### BRIEF
Copy the records below word for word, leaving out the pictures.
********
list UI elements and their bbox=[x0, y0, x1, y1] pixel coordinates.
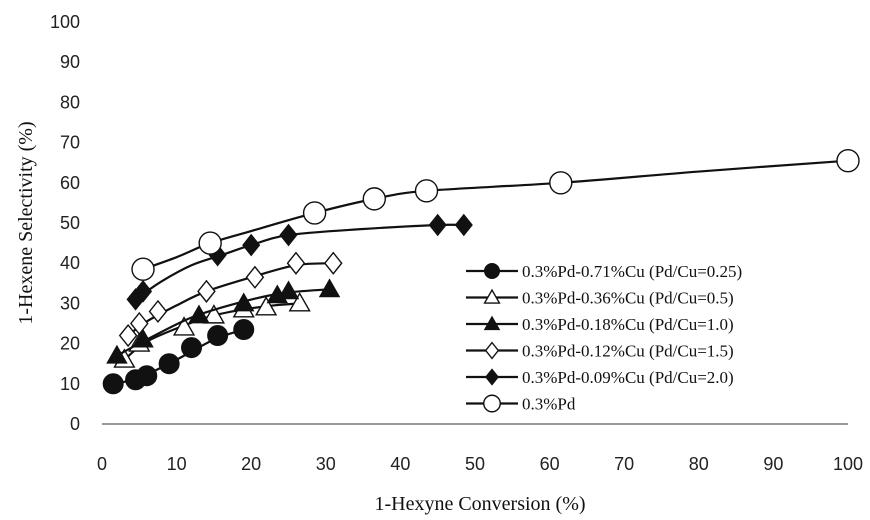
y-tick-label: 60 bbox=[60, 173, 80, 193]
x-axis-title: 1-Hexyne Conversion (%) bbox=[374, 493, 585, 515]
data-point bbox=[207, 325, 229, 347]
x-tick-label: 40 bbox=[390, 454, 410, 474]
legend-label: 0.3%Pd bbox=[522, 395, 576, 414]
legend-marker bbox=[483, 394, 501, 413]
data-point bbox=[172, 316, 196, 336]
legend-label: 0.3%Pd-0.12%Cu (Pd/Cu=1.5) bbox=[522, 342, 734, 361]
x-tick-label: 50 bbox=[465, 454, 485, 474]
legend-item: 0.3%Pd-0.18%Cu (Pd/Cu=1.0) bbox=[466, 315, 734, 334]
data-point bbox=[133, 280, 153, 303]
y-tick-label: 10 bbox=[60, 374, 80, 394]
data-point bbox=[233, 319, 255, 341]
data-point bbox=[232, 292, 255, 312]
y-tick-label: 80 bbox=[60, 92, 80, 112]
x-tick-label: 80 bbox=[689, 454, 709, 474]
y-tick-label: 20 bbox=[60, 334, 80, 354]
legend-marker bbox=[484, 341, 500, 360]
data-point bbox=[454, 213, 473, 237]
legend-marker bbox=[485, 368, 499, 386]
y-tick-label: 90 bbox=[60, 52, 80, 72]
x-tick-label: 100 bbox=[833, 454, 863, 474]
series-1 bbox=[102, 319, 255, 395]
x-tick-label: 10 bbox=[167, 454, 187, 474]
data-point bbox=[136, 365, 158, 387]
data-point bbox=[362, 187, 386, 211]
data-point bbox=[836, 148, 860, 173]
data-point bbox=[279, 223, 298, 247]
data-point bbox=[288, 292, 311, 312]
data-point bbox=[118, 323, 138, 348]
data-point bbox=[181, 337, 203, 359]
legend-marker bbox=[483, 315, 501, 331]
x-tick-label: 30 bbox=[316, 454, 336, 474]
legend-item: 0.3%Pd-0.36%Cu (Pd/Cu=0.5) bbox=[466, 289, 734, 308]
data-point bbox=[245, 265, 265, 289]
data-point bbox=[242, 233, 261, 257]
legend-label: 0.3%Pd-0.18%Cu (Pd/Cu=1.0) bbox=[522, 315, 734, 334]
legend-item: 0.3%Pd-0.12%Cu (Pd/Cu=1.5) bbox=[466, 342, 734, 361]
x-tick-label: 70 bbox=[614, 454, 634, 474]
legend-label: 0.3%Pd-0.09%Cu (Pd/Cu=2.0) bbox=[522, 368, 734, 387]
x-tick-label: 0 bbox=[97, 454, 107, 474]
data-point bbox=[414, 179, 439, 203]
data-point bbox=[102, 373, 124, 395]
data-point bbox=[188, 304, 210, 324]
data-point bbox=[255, 296, 278, 316]
series-6 bbox=[131, 148, 860, 281]
legend-item: 0.3%Pd bbox=[466, 395, 576, 414]
data-point bbox=[286, 251, 306, 275]
x-tick-labels: 0 10 20 30 40 50 60 70 80 90 100 bbox=[97, 454, 863, 474]
series-4 bbox=[118, 251, 343, 348]
y-tick-label: 50 bbox=[60, 213, 80, 233]
data-point bbox=[302, 201, 327, 225]
y-tick-labels: 0 10 20 30 40 50 60 70 80 90 100 bbox=[50, 12, 80, 434]
x-tick-label: 90 bbox=[763, 454, 783, 474]
y-tick-label: 40 bbox=[60, 253, 80, 273]
legend-marker bbox=[483, 288, 501, 304]
data-point bbox=[197, 279, 216, 303]
x-tick-label: 20 bbox=[241, 454, 261, 474]
data-point bbox=[148, 299, 168, 324]
x-tick-label: 60 bbox=[540, 454, 560, 474]
y-tick-label: 70 bbox=[60, 133, 80, 153]
legend-label: 0.3%Pd-0.36%Cu (Pd/Cu=0.5) bbox=[522, 289, 734, 308]
series-group bbox=[102, 148, 860, 395]
legend-item: 0.3%Pd-0.09%Cu (Pd/Cu=2.0) bbox=[466, 368, 734, 387]
data-point bbox=[132, 328, 154, 348]
legend-item: 0.3%Pd-0.71%Cu (Pd/Cu=0.25) bbox=[466, 262, 742, 281]
data-point bbox=[158, 353, 180, 375]
data-point bbox=[318, 278, 341, 298]
data-point bbox=[549, 171, 573, 195]
legend-box bbox=[456, 252, 838, 422]
data-point bbox=[131, 257, 155, 281]
legend: 0.3%Pd-0.71%Cu (Pd/Cu=0.25) 0.3%Pd-0.36%C… bbox=[456, 252, 838, 422]
y-tick-label: 100 bbox=[50, 12, 80, 32]
legend-label: 0.3%Pd-0.71%Cu (Pd/Cu=0.25) bbox=[522, 262, 742, 281]
data-point bbox=[277, 280, 300, 300]
data-point bbox=[323, 251, 343, 275]
data-point bbox=[130, 311, 149, 336]
y-axis-title: 1-Hexene Selectivity (%) bbox=[15, 121, 37, 324]
legend-marker bbox=[484, 263, 500, 279]
y-tick-label: 30 bbox=[60, 293, 80, 313]
y-tick-label: 0 bbox=[70, 414, 80, 434]
series-3 bbox=[106, 278, 341, 364]
data-point bbox=[202, 304, 226, 324]
series-5 bbox=[126, 213, 473, 311]
data-point bbox=[106, 344, 128, 364]
data-point bbox=[198, 231, 222, 255]
data-point bbox=[428, 213, 447, 237]
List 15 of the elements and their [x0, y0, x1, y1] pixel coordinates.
********
### ANSWER TO THIS PROBLEM
list UI elements and their bbox=[x0, y0, x1, y1] pixel coordinates.
y-tick-label: 60 bbox=[60, 173, 80, 193]
x-axis-title: 1-Hexyne Conversion (%) bbox=[374, 493, 585, 515]
data-point bbox=[207, 325, 229, 347]
x-tick-label: 40 bbox=[390, 454, 410, 474]
legend-label: 0.3%Pd bbox=[522, 395, 576, 414]
legend-marker bbox=[483, 394, 501, 413]
data-point bbox=[172, 316, 196, 336]
legend-label: 0.3%Pd-0.12%Cu (Pd/Cu=1.5) bbox=[522, 342, 734, 361]
x-tick-label: 50 bbox=[465, 454, 485, 474]
legend-item: 0.3%Pd-0.18%Cu (Pd/Cu=1.0) bbox=[466, 315, 734, 334]
data-point bbox=[133, 280, 153, 303]
y-tick-label: 10 bbox=[60, 374, 80, 394]
data-point bbox=[233, 319, 255, 341]
data-point bbox=[232, 292, 255, 312]
y-tick-label: 80 bbox=[60, 92, 80, 112]
x-tick-label: 80 bbox=[689, 454, 709, 474]
y-tick-label: 20 bbox=[60, 334, 80, 354]
legend-marker bbox=[484, 341, 500, 360]
data-point bbox=[454, 213, 473, 237]
legend-marker bbox=[485, 368, 499, 386]
y-tick-label: 90 bbox=[60, 52, 80, 72]
x-tick-label: 100 bbox=[833, 454, 863, 474]
series-1 bbox=[102, 319, 255, 395]
x-tick-label: 10 bbox=[167, 454, 187, 474]
data-point bbox=[136, 365, 158, 387]
data-point bbox=[362, 187, 386, 211]
data-point bbox=[836, 148, 860, 173]
data-point bbox=[279, 223, 298, 247]
data-point bbox=[288, 292, 311, 312]
data-point bbox=[118, 323, 138, 348]
data-point bbox=[181, 337, 203, 359]
legend-marker bbox=[483, 315, 501, 331]
x-tick-label: 30 bbox=[316, 454, 336, 474]
legend-item: 0.3%Pd-0.36%Cu (Pd/Cu=0.5) bbox=[466, 289, 734, 308]
data-point bbox=[245, 265, 265, 289]
data-point bbox=[242, 233, 261, 257]
legend-label: 0.3%Pd-0.18%Cu (Pd/Cu=1.0) bbox=[522, 315, 734, 334]
legend-item: 0.3%Pd-0.12%Cu (Pd/Cu=1.5) bbox=[466, 342, 734, 361]
x-tick-label: 70 bbox=[614, 454, 634, 474]
legend-label: 0.3%Pd-0.09%Cu (Pd/Cu=2.0) bbox=[522, 368, 734, 387]
x-tick-label: 0 bbox=[97, 454, 107, 474]
data-point bbox=[414, 179, 439, 203]
data-point bbox=[102, 373, 124, 395]
data-point bbox=[188, 304, 210, 324]
data-point bbox=[255, 296, 278, 316]
series-6 bbox=[131, 148, 860, 281]
legend-item: 0.3%Pd bbox=[466, 395, 576, 414]
data-point bbox=[286, 251, 306, 275]
x-tick-labels: 0 10 20 30 40 50 60 70 80 90 100 bbox=[97, 454, 863, 474]
series-4 bbox=[118, 251, 343, 348]
y-tick-label: 50 bbox=[60, 213, 80, 233]
data-point bbox=[302, 201, 327, 225]
y-tick-labels: 0 10 20 30 40 50 60 70 80 90 100 bbox=[50, 12, 80, 434]
x-tick-label: 90 bbox=[763, 454, 783, 474]
y-tick-label: 40 bbox=[60, 253, 80, 273]
legend-marker bbox=[483, 288, 501, 304]
data-point bbox=[197, 279, 216, 303]
x-tick-label: 20 bbox=[241, 454, 261, 474]
data-point bbox=[148, 299, 168, 324]
x-tick-label: 60 bbox=[540, 454, 560, 474]
y-tick-label: 70 bbox=[60, 133, 80, 153]
legend-label: 0.3%Pd-0.36%Cu (Pd/Cu=0.5) bbox=[522, 289, 734, 308]
series-group bbox=[102, 148, 860, 395]
legend-item: 0.3%Pd-0.09%Cu (Pd/Cu=2.0) bbox=[466, 368, 734, 387]
data-point bbox=[132, 328, 154, 348]
legend-item: 0.3%Pd-0.71%Cu (Pd/Cu=0.25) bbox=[466, 262, 742, 281]
data-point bbox=[158, 353, 180, 375]
data-point bbox=[318, 278, 341, 298]
data-point bbox=[549, 171, 573, 195]
legend-box bbox=[456, 252, 838, 422]
data-point bbox=[131, 257, 155, 281]
legend: 0.3%Pd-0.71%Cu (Pd/Cu=0.25) 0.3%Pd-0.36%C… bbox=[456, 252, 838, 422]
y-tick-label: 100 bbox=[50, 12, 80, 32]
legend-label: 0.3%Pd-0.71%Cu (Pd/Cu=0.25) bbox=[522, 262, 742, 281]
data-point bbox=[277, 280, 300, 300]
data-point bbox=[323, 251, 343, 275]
data-point bbox=[130, 311, 149, 336]
y-axis-title: 1-Hexene Selectivity (%) bbox=[15, 121, 37, 324]
legend-marker bbox=[484, 263, 500, 279]
y-tick-label: 30 bbox=[60, 293, 80, 313]
y-tick-label: 0 bbox=[70, 414, 80, 434]
series-3 bbox=[106, 278, 341, 364]
data-point bbox=[202, 304, 226, 324]
series-5 bbox=[126, 213, 473, 311]
data-point bbox=[106, 344, 128, 364]
data-point bbox=[198, 231, 222, 255]
data-point bbox=[428, 213, 447, 237]
List 15 of the elements and their [x0, y0, x1, y1] pixel coordinates.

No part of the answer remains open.